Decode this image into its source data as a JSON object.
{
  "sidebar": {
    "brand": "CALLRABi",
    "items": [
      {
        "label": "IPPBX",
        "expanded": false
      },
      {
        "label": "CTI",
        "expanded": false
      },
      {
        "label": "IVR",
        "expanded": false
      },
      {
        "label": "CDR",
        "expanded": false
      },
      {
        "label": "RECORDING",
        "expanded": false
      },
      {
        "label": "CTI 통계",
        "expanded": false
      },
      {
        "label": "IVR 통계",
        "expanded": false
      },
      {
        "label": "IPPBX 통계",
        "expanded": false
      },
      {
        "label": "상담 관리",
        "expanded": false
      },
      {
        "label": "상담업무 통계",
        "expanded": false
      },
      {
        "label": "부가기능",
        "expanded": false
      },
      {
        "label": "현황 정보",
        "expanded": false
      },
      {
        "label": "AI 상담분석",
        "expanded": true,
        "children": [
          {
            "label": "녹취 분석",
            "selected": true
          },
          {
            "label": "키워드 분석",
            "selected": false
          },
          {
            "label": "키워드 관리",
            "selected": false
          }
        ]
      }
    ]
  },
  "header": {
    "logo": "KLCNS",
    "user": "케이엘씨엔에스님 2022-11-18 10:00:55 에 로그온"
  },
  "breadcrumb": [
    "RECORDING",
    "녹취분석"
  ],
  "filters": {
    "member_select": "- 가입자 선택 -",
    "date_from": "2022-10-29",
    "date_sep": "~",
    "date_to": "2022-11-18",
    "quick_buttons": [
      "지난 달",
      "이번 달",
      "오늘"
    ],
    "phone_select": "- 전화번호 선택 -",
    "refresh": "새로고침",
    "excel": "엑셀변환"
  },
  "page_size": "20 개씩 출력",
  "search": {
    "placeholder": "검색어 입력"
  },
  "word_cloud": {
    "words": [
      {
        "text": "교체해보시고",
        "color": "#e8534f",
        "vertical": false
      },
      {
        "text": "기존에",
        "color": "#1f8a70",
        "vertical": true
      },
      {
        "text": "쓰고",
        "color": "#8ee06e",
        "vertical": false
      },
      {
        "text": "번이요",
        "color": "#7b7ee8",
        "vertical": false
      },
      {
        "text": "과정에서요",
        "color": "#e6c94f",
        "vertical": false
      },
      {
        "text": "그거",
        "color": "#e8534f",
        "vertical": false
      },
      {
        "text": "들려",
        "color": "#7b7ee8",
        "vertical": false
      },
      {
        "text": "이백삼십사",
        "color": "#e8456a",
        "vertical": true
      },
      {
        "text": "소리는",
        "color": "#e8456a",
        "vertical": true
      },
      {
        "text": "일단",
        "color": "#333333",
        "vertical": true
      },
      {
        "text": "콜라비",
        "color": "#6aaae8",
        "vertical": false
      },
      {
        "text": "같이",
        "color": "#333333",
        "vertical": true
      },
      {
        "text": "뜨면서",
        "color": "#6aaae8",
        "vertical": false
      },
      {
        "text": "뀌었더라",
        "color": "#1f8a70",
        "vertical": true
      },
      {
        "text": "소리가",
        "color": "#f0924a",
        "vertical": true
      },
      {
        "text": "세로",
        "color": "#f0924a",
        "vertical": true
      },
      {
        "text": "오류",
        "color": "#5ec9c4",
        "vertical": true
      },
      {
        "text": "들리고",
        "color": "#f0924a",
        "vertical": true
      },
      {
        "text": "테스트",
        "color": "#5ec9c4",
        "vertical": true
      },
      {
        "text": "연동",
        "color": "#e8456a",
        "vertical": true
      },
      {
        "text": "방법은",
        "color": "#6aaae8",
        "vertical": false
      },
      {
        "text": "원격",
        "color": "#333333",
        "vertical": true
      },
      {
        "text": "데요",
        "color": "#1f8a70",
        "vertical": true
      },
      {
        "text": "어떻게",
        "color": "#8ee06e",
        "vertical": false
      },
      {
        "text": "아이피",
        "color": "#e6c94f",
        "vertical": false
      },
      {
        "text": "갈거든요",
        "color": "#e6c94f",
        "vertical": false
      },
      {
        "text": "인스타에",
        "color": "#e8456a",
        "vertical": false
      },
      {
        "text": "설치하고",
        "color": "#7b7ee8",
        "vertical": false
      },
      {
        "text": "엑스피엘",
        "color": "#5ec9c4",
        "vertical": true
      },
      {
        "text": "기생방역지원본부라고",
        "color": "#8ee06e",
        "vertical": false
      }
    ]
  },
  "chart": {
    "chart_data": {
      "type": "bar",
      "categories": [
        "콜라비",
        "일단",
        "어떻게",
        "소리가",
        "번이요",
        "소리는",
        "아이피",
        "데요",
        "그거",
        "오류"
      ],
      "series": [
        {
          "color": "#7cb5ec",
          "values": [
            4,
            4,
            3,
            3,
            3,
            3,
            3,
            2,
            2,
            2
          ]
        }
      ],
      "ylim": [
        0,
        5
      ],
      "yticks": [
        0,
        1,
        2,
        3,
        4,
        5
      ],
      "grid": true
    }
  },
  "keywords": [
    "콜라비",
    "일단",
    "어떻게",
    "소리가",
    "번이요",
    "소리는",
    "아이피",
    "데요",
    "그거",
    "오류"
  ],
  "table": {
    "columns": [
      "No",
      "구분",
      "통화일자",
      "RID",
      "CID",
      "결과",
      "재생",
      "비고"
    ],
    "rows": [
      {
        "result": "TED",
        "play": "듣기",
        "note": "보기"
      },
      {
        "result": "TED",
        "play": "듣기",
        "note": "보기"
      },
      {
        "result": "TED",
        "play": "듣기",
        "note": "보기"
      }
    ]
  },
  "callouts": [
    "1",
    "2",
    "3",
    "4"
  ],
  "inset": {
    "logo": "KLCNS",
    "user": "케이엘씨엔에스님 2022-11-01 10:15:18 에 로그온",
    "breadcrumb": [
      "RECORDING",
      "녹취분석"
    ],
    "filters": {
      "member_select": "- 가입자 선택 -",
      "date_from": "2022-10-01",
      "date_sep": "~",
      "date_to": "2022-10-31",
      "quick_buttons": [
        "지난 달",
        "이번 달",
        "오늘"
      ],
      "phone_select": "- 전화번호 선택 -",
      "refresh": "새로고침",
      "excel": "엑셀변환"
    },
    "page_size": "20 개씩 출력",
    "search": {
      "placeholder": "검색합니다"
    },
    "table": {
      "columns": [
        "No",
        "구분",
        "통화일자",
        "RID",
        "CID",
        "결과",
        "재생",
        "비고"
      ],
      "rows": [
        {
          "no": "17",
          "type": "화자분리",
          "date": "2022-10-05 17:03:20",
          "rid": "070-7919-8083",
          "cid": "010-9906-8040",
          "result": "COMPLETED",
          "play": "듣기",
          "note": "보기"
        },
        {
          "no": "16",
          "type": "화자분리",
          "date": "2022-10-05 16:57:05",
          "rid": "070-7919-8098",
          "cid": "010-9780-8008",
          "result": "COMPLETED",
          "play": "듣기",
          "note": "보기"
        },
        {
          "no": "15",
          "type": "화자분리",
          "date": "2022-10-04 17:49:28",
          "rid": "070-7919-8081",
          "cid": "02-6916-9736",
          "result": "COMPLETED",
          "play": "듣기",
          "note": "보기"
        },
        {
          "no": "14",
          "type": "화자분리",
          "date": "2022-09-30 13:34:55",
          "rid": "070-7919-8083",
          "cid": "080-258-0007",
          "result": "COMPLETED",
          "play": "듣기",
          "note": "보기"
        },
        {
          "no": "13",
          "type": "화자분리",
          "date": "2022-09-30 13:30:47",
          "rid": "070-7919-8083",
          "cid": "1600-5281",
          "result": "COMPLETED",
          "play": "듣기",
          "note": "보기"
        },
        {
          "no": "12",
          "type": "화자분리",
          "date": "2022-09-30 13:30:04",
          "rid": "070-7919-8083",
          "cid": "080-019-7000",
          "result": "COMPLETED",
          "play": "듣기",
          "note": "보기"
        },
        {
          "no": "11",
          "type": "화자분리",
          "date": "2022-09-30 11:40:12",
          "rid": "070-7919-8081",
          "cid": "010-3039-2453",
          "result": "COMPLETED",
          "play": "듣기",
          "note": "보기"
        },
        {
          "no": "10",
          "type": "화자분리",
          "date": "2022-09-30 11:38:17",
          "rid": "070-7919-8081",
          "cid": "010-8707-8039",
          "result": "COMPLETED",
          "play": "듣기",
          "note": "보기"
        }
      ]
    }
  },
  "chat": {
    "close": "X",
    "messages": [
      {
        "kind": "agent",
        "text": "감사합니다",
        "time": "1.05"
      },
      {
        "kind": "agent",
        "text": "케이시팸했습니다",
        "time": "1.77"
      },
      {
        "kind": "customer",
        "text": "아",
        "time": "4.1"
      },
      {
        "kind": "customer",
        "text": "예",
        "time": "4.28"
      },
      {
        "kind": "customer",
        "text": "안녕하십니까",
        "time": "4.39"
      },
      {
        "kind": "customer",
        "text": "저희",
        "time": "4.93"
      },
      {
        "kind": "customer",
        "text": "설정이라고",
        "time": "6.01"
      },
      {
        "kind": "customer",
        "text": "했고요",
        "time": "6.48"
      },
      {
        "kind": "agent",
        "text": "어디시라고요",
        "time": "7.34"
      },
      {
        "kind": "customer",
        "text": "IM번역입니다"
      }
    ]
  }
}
○ ○ ○ ○
Exercise: In the entries above, count every line containing the word "RECORDING". Write only the total.

Solution to this exercise: 3